---- Provided data

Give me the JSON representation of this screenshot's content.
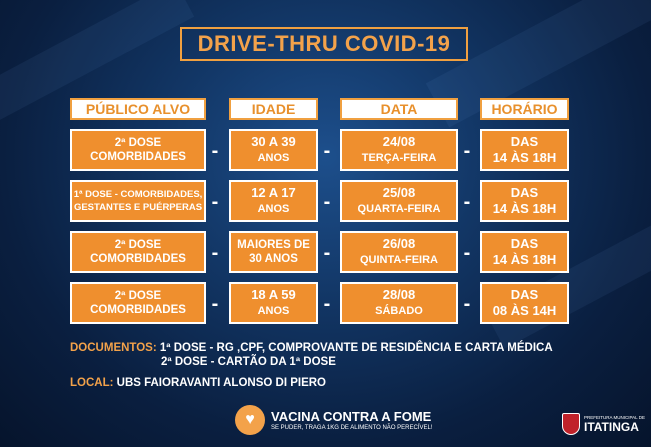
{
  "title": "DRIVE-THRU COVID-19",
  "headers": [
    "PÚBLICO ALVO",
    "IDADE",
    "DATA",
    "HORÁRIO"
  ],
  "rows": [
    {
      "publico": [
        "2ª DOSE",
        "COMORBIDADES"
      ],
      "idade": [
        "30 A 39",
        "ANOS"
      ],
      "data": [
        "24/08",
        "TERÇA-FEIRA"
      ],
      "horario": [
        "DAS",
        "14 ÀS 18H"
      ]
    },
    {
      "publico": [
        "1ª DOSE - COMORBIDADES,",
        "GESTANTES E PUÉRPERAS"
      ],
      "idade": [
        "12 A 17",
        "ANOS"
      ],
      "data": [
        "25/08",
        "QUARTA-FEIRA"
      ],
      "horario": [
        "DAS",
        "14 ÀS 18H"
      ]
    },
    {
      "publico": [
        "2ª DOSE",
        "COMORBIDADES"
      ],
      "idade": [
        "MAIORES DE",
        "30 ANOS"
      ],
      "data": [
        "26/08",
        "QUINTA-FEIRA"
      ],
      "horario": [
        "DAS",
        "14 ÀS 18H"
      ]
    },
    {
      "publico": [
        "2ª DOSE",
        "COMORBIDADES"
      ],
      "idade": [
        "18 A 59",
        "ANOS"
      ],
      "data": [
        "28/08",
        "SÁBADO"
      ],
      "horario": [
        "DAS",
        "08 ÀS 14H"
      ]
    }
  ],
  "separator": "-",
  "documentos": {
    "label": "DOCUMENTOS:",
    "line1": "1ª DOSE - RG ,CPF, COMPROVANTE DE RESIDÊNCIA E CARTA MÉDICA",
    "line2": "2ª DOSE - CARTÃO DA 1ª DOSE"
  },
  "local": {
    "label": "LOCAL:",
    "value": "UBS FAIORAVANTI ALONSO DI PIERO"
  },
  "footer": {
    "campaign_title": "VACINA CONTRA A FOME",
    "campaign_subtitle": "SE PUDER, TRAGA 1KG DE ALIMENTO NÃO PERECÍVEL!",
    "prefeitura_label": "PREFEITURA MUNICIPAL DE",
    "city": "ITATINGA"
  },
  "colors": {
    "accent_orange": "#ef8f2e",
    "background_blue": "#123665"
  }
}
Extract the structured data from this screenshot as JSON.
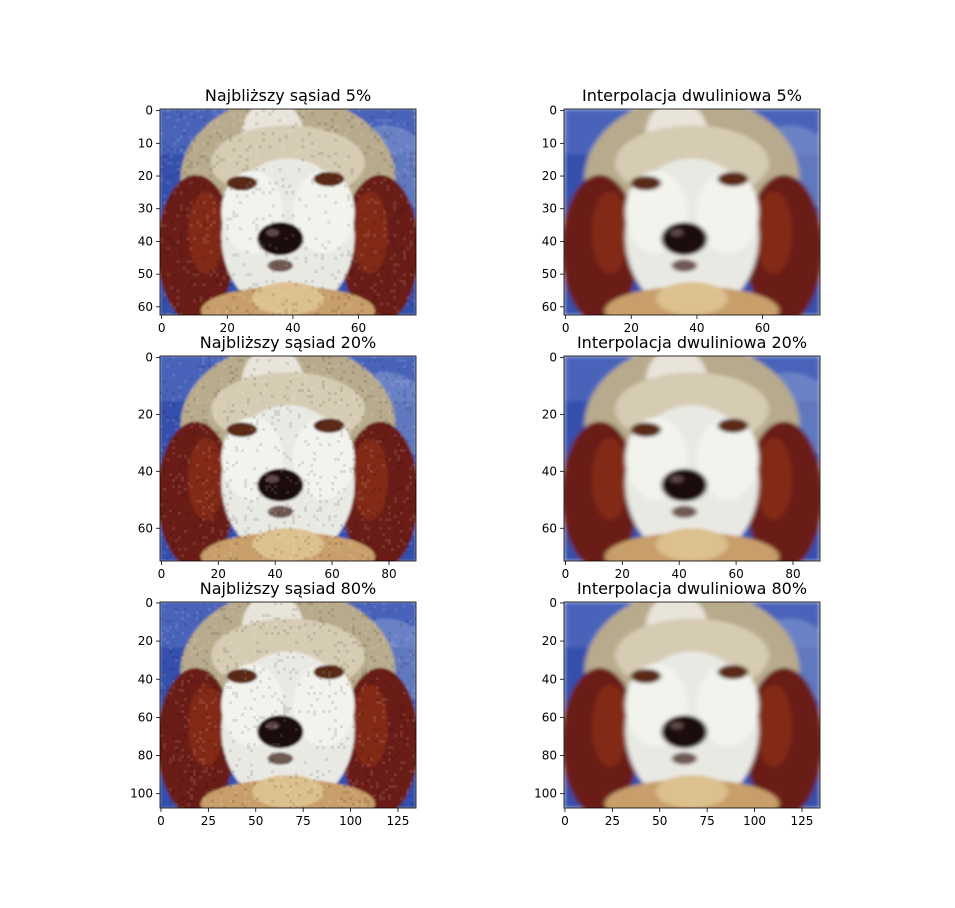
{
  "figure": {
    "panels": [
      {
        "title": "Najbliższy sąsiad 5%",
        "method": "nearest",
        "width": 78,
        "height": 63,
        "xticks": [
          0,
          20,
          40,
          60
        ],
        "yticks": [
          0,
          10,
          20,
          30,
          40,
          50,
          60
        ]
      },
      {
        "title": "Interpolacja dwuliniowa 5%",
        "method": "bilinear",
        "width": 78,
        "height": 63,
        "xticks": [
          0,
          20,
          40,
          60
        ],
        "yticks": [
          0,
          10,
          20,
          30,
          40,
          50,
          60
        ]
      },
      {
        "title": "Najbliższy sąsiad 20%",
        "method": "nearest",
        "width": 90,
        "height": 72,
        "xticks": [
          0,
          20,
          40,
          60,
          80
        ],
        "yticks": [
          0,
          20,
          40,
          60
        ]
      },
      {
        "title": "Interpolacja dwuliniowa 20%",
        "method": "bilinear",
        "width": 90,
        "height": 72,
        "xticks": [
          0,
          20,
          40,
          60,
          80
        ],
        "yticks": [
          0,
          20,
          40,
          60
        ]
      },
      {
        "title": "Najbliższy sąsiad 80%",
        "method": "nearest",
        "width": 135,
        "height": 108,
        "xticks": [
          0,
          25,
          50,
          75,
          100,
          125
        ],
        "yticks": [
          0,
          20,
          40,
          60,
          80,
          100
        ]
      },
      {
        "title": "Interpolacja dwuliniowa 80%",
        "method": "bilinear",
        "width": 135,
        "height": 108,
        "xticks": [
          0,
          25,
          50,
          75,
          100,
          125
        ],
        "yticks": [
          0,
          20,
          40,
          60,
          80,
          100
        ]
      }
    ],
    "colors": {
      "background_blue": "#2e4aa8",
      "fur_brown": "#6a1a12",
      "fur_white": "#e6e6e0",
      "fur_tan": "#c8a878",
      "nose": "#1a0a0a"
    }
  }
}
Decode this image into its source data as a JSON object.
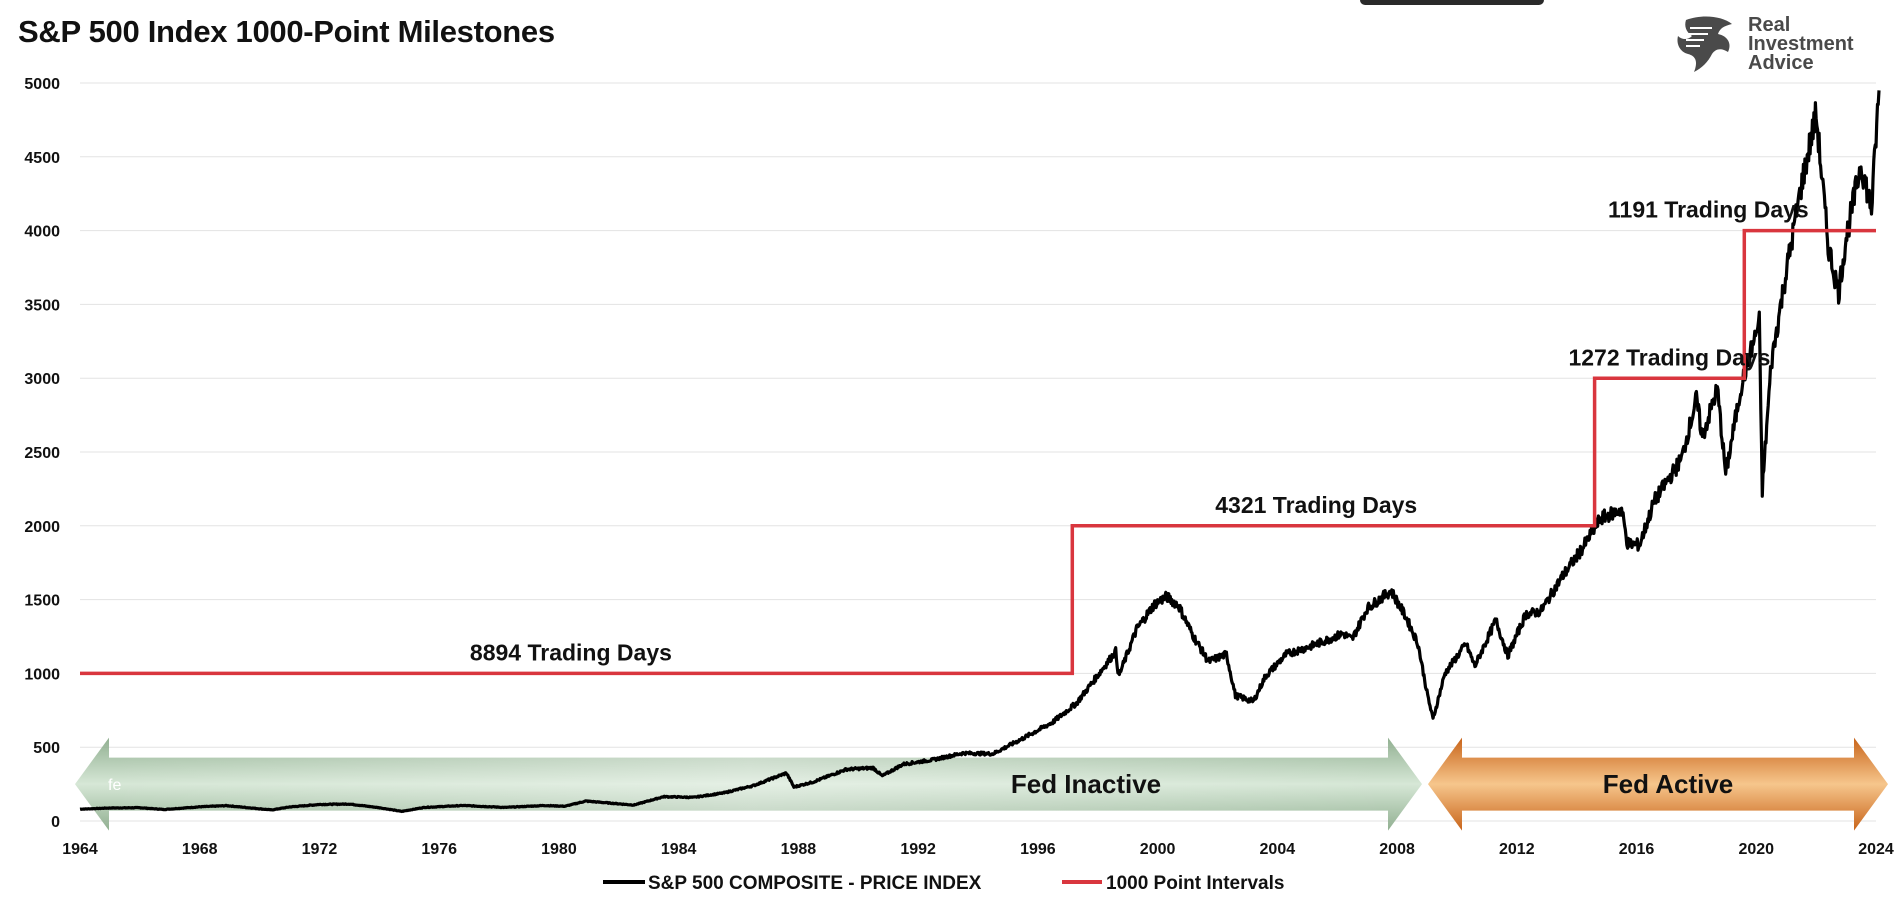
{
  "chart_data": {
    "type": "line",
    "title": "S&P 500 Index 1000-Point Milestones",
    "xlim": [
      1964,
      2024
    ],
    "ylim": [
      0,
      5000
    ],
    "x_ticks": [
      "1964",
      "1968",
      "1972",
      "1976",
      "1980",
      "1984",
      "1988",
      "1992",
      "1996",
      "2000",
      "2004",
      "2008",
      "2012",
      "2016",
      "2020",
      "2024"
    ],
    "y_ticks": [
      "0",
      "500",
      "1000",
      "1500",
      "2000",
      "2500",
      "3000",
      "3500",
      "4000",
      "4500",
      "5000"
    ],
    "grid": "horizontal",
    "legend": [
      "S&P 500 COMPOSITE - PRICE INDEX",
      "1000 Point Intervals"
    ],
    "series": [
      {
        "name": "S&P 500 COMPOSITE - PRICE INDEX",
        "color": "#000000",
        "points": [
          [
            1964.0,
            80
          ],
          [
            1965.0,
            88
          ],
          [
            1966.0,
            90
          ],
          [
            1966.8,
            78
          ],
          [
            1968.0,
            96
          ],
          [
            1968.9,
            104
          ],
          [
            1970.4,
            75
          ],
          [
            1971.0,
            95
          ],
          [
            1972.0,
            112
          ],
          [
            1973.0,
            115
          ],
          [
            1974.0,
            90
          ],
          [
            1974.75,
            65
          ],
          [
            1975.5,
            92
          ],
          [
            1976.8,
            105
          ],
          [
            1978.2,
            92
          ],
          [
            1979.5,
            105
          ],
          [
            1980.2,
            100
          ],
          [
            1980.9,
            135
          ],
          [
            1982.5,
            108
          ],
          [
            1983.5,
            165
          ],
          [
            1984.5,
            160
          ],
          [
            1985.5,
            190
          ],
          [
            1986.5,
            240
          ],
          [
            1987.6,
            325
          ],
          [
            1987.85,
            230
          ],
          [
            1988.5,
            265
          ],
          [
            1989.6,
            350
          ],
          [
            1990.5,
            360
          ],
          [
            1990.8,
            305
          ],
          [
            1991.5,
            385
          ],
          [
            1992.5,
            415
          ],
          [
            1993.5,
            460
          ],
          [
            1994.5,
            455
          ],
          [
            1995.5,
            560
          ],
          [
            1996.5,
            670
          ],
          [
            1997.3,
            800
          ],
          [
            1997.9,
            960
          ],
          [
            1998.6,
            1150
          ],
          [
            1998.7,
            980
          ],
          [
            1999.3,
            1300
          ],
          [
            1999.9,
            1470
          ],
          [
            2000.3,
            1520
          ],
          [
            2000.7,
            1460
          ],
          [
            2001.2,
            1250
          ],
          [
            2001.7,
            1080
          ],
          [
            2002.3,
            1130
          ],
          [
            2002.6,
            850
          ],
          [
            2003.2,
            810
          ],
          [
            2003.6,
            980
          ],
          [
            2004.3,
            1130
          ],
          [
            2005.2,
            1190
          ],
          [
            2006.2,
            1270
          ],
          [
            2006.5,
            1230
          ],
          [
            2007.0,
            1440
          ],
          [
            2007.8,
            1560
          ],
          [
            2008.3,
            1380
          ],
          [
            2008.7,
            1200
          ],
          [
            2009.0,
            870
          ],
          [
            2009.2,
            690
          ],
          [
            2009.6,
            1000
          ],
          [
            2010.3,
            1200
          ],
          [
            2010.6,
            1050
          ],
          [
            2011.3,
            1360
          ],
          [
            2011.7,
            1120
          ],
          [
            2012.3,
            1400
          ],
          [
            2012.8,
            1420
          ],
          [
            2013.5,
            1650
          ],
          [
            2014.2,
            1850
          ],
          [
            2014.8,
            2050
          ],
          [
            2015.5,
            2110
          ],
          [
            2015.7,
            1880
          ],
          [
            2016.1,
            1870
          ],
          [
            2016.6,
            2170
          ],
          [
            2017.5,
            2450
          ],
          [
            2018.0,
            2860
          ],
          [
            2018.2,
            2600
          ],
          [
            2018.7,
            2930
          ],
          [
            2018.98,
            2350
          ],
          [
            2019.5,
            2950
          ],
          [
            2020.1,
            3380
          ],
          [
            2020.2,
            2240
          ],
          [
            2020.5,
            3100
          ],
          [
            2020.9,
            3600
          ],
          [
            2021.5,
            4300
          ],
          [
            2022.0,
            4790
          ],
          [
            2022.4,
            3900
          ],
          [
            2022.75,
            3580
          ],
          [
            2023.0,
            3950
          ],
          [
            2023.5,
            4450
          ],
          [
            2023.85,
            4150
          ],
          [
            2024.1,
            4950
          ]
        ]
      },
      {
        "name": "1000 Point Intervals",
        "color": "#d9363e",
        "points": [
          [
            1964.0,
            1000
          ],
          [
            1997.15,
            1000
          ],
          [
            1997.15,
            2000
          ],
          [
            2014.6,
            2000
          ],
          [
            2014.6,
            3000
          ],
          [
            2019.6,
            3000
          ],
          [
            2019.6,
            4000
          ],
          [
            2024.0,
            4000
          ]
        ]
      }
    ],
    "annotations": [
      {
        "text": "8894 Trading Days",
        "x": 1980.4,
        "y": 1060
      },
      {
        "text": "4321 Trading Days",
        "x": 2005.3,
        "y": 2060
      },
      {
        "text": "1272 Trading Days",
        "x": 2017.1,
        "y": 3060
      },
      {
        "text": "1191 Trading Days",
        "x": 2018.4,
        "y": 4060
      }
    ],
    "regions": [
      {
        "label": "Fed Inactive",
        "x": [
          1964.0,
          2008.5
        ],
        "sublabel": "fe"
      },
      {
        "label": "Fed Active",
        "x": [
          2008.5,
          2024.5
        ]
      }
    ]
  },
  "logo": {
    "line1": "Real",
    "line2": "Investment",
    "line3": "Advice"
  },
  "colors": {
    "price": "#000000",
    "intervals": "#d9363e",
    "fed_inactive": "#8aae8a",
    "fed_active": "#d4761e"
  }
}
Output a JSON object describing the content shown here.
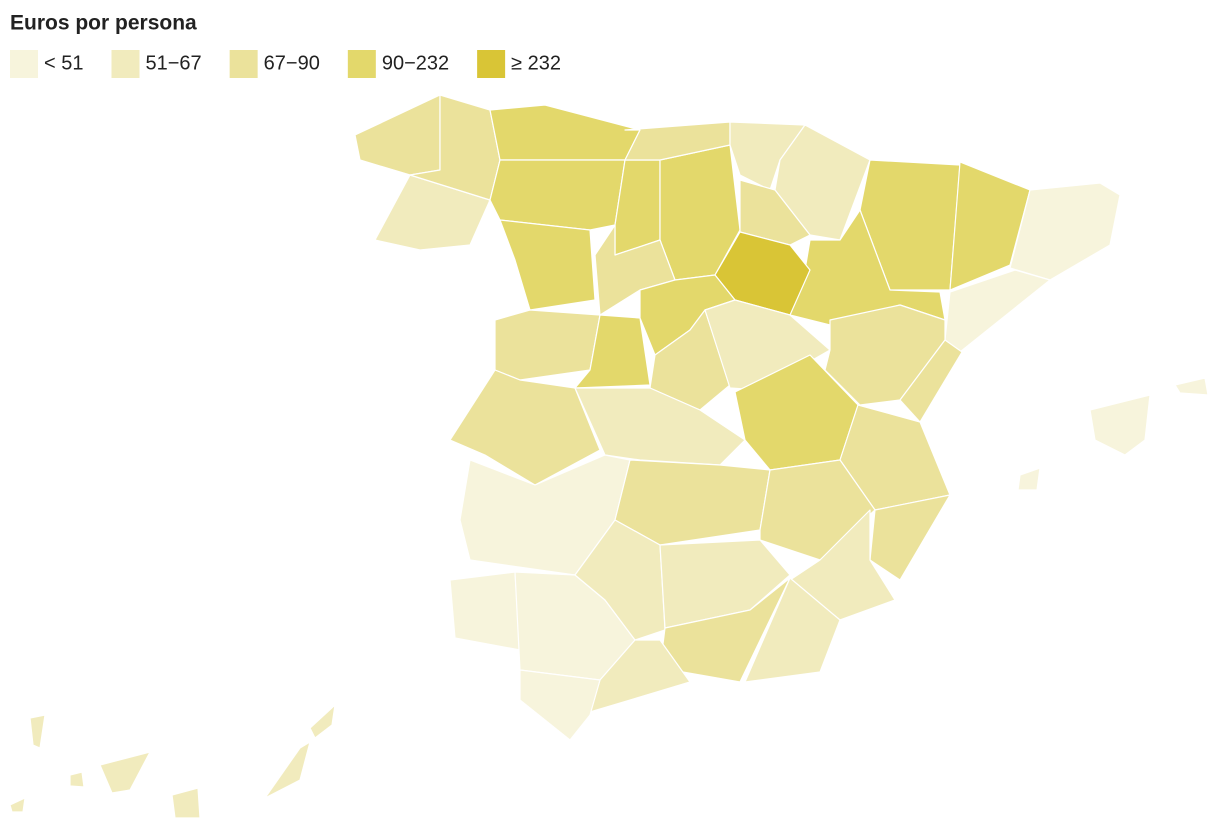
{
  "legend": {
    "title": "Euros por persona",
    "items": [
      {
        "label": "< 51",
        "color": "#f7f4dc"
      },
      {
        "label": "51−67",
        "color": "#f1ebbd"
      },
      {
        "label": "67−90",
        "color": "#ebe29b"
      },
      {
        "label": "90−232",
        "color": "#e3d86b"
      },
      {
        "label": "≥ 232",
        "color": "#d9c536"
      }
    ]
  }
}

--------

▸ **Problem details**: Exactly as written, set down the lines from the line holding "Output a JSON" to the last line of the data, both ends included, pictures excluded.

▸ **Answer to this exercise**:
Output a JSON object describing the content shown here.
{
  "legend": {
    "title": "Euros por persona",
    "items": [
      {
        "label": "< 51",
        "color": "#f7f4dc"
      },
      {
        "label": "51−67",
        "color": "#f1ebbd"
      },
      {
        "label": "67−90",
        "color": "#ebe29b"
      },
      {
        "label": "90−232",
        "color": "#e3d86b"
      },
      {
        "label": "≥ 232",
        "color": "#d9c536"
      }
    ]
  }
}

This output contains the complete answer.